*Problem statement*
Repeat each line of the material exactly.

*Data for processing*
——————————

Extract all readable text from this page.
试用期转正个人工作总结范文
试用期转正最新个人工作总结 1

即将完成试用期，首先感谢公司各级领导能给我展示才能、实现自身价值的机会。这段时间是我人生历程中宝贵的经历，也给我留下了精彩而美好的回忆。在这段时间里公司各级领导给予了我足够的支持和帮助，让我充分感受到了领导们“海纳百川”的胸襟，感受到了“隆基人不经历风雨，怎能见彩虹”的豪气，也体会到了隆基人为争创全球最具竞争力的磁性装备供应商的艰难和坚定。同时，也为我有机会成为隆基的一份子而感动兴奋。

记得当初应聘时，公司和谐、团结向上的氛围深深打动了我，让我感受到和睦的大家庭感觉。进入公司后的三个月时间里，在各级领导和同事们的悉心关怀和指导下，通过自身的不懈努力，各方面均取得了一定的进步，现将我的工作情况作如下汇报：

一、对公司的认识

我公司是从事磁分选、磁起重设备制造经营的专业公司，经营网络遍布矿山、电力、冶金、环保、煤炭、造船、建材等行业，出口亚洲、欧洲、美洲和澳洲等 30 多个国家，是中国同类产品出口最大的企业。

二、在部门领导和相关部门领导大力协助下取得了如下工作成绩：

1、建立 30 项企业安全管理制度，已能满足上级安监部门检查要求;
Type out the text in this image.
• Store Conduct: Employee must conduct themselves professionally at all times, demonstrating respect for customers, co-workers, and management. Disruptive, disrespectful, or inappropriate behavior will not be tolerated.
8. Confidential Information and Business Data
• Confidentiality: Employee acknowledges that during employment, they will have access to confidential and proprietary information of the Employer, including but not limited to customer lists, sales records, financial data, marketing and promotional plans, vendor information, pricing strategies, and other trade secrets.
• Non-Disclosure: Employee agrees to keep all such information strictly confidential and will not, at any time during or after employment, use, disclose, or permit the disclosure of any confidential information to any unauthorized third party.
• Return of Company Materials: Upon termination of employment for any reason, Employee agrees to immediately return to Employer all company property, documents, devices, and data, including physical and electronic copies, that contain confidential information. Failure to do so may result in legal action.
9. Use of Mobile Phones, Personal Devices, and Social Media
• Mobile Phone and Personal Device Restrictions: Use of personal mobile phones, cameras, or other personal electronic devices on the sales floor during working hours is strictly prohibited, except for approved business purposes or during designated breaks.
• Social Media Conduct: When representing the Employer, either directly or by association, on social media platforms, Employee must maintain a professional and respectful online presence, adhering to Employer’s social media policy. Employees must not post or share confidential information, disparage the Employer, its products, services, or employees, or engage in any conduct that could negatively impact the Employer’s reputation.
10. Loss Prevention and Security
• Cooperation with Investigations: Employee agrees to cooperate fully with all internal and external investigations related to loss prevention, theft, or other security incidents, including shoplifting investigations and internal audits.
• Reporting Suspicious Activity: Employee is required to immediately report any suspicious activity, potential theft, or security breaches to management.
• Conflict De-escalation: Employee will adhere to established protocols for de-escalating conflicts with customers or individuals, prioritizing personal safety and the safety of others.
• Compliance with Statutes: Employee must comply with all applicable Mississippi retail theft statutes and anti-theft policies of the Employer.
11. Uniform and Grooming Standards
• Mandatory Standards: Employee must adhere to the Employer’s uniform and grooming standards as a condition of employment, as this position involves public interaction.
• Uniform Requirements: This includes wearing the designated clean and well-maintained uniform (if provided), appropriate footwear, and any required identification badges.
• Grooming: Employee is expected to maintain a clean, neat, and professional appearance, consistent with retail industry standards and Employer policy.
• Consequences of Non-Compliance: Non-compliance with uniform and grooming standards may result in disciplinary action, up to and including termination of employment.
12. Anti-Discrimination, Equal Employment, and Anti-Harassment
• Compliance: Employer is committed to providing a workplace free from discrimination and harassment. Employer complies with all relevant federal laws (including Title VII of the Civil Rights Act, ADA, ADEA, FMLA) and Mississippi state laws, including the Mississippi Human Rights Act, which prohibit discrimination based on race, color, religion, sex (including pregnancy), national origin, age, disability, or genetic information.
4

——————————

*Result below*
Extract all readable text from this page.
试用期转正个人工作总结范文
试用期转正最新个人工作总结 1

即将完成试用期，首先感谢公司各级领导能给我展示才能、实现自身价值的机会。这段时间是我人生历程中宝贵的经历，也给我留下了精彩而美好的回忆。在这段时间里公司各级领导给予了我足够的支持和帮助，让我充分感受到了领导们“海纳百川”的胸襟，感受到了“隆基人不经历风雨，怎能见彩虹”的豪气，也体会到了隆基人为争创全球最具竞争力的磁性装备供应商的艰难和坚定。同时，也为我有机会成为隆基的一份子而感动兴奋。

记得当初应聘时，公司和谐、团结向上的氛围深深打动了我，让我感受到和睦的大家庭感觉。进入公司后的三个月时间里，在各级领导和同事们的悉心关怀和指导下，通过自身的不懈努力，各方面均取得了一定的进步，现将我的工作情况作如下汇报：

一、对公司的认识

我公司是从事磁分选、磁起重设备制造经营的专业公司，经营网络遍布矿山、电力、冶金、环保、煤炭、造船、建材等行业，出口亚洲、欧洲、美洲和澳洲等 30 多个国家，是中国同类产品出口最大的企业。

二、在部门领导和相关部门领导大力协助下取得了如下工作成绩：

1、建立 30 项企业安全管理制度，已能满足上级安监部门检查要求;
Type out the text in this image.
• Store Conduct: Employee must conduct themselves professionally at all times, demonstrating respect for customers, co-workers, and management. Disruptive, disrespectful, or inappropriate behavior will not be tolerated.
8. Confidential Information and Business Data
• Confidentiality: Employee acknowledges that during employment, they will have access to confidential and proprietary information of the Employer, including but not limited to customer lists, sales records, financial data, marketing and promotional plans, vendor information, pricing strategies, and other trade secrets.
• Non-Disclosure: Employee agrees to keep all such information strictly confidential and will not, at any time during or after employment, use, disclose, or permit the disclosure of any confidential information to any unauthorized third party.
• Return of Company Materials: Upon termination of employment for any reason, Employee agrees to immediately return to Employer all company property, documents, devices, and data, including physical and electronic copies, that contain confidential information. Failure to do so may result in legal action.
9. Use of Mobile Phones, Personal Devices, and Social Media
• Mobile Phone and Personal Device Restrictions: Use of personal mobile phones, cameras, or other personal electronic devices on the sales floor during working hours is strictly prohibited, except for approved business purposes or during designated breaks.
• Social Media Conduct: When representing the Employer, either directly or by association, on social media platforms, Employee must maintain a professional and respectful online presence, adhering to Employer’s social media policy. Employees must not post or share confidential information, disparage the Employer, its products, services, or employees, or engage in any conduct that could negatively impact the Employer’s reputation.
10. Loss Prevention and Security
• Cooperation with Investigations: Employee agrees to cooperate fully with all internal and external investigations related to loss prevention, theft, or other security incidents, including shoplifting investigations and internal audits.
• Reporting Suspicious Activity: Employee is required to immediately report any suspicious activity, potential theft, or security breaches to management.
• Conflict De-escalation: Employee will adhere to established protocols for de-escalating conflicts with customers or individuals, prioritizing personal safety and the safety of others.
• Compliance with Statutes: Employee must comply with all applicable Mississippi retail theft statutes and anti-theft policies of the Employer.
11. Uniform and Grooming Standards
• Mandatory Standards: Employee must adhere to the Employer’s uniform and grooming standards as a condition of employment, as this position involves public interaction.
• Uniform Requirements: This includes wearing the designated clean and well-maintained uniform (if provided), appropriate footwear, and any required identification badges.
• Grooming: Employee is expected to maintain a clean, neat, and professional appearance, consistent with retail industry standards and Employer policy.
• Consequences of Non-Compliance: Non-compliance with uniform and grooming standards may result in disciplinary action, up to and including termination of employment.
12. Anti-Discrimination, Equal Employment, and Anti-Harassment
• Compliance: Employer is committed to providing a workplace free from discrimination and harassment. Employer complies with all relevant federal laws (including Title VII of the Civil Rights Act, ADA, ADEA, FMLA) and Mississippi state laws, including the Mississippi Human Rights Act, which prohibit discrimination based on race, color, religion, sex (including pregnancy), national origin, age, disability, or genetic information.
4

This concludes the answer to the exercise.